> **Stated goal**
Locate every line in the data that contains the string "label", and copy each of those lines.

── Records provided

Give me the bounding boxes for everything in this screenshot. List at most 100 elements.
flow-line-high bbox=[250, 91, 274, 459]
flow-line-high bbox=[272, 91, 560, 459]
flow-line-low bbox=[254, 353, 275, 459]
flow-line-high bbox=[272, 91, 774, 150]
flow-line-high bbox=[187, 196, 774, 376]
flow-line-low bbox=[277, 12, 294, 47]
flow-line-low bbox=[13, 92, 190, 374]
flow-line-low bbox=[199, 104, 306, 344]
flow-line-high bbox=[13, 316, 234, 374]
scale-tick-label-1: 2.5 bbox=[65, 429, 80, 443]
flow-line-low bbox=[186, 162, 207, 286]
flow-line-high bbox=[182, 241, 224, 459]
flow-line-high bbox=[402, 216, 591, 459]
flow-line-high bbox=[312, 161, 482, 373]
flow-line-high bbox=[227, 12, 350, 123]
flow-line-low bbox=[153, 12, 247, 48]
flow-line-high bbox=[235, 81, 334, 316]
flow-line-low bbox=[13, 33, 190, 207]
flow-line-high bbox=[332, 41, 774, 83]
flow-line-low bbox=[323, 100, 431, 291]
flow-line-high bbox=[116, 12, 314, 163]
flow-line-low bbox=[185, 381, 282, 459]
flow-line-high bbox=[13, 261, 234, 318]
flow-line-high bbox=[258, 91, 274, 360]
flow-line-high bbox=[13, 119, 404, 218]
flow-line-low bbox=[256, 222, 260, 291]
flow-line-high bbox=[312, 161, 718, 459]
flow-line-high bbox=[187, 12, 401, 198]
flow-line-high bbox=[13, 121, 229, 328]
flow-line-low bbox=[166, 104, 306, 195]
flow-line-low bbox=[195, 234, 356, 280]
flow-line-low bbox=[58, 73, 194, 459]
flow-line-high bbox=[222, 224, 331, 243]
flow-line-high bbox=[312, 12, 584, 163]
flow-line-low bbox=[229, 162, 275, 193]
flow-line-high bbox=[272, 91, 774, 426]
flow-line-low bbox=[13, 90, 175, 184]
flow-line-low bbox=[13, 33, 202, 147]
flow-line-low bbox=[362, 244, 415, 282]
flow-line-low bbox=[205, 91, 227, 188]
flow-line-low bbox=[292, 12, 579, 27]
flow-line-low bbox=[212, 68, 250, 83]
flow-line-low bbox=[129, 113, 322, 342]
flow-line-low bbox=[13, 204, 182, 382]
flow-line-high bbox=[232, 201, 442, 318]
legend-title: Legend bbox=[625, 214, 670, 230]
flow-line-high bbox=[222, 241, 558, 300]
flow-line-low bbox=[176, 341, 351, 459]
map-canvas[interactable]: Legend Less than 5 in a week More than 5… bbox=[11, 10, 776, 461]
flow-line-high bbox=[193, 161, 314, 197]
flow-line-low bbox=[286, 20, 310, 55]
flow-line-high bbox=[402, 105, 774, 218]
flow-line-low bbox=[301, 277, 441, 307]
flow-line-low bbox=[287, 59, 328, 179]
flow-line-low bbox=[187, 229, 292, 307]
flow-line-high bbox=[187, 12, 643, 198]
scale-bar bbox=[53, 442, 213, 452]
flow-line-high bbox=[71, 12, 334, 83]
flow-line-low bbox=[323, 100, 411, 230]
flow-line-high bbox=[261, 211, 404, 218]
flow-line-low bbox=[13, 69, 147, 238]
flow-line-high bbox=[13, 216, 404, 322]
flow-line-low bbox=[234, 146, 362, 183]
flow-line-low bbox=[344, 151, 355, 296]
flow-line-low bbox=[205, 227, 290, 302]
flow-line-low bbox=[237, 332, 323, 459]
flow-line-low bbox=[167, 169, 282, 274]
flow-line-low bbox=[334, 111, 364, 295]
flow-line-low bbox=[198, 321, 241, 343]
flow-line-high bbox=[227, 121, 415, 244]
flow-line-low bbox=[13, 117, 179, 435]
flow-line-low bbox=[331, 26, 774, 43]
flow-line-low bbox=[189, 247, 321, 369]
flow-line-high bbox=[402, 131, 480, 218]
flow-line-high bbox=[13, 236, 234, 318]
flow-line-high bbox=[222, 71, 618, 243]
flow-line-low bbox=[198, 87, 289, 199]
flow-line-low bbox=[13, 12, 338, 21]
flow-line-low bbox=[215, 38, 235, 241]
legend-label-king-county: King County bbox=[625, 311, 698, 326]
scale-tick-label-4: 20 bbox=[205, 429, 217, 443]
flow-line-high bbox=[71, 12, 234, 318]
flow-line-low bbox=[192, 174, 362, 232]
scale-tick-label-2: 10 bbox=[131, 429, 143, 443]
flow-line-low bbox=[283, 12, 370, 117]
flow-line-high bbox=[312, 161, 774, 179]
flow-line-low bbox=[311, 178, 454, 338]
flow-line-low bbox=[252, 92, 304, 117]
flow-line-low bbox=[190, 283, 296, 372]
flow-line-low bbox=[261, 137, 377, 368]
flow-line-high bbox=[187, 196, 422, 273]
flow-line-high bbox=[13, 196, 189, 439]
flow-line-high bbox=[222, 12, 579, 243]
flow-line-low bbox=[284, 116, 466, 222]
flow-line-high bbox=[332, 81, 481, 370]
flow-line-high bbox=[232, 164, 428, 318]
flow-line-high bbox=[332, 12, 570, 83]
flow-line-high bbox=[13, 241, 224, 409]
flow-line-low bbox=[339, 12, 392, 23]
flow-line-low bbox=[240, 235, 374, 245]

────

> **Final result**
scale-tick-label-1: 2.5 bbox=[65, 429, 80, 443]
legend-label-king-county: King County bbox=[625, 311, 698, 326]
scale-tick-label-4: 20 bbox=[205, 429, 217, 443]
scale-tick-label-2: 10 bbox=[131, 429, 143, 443]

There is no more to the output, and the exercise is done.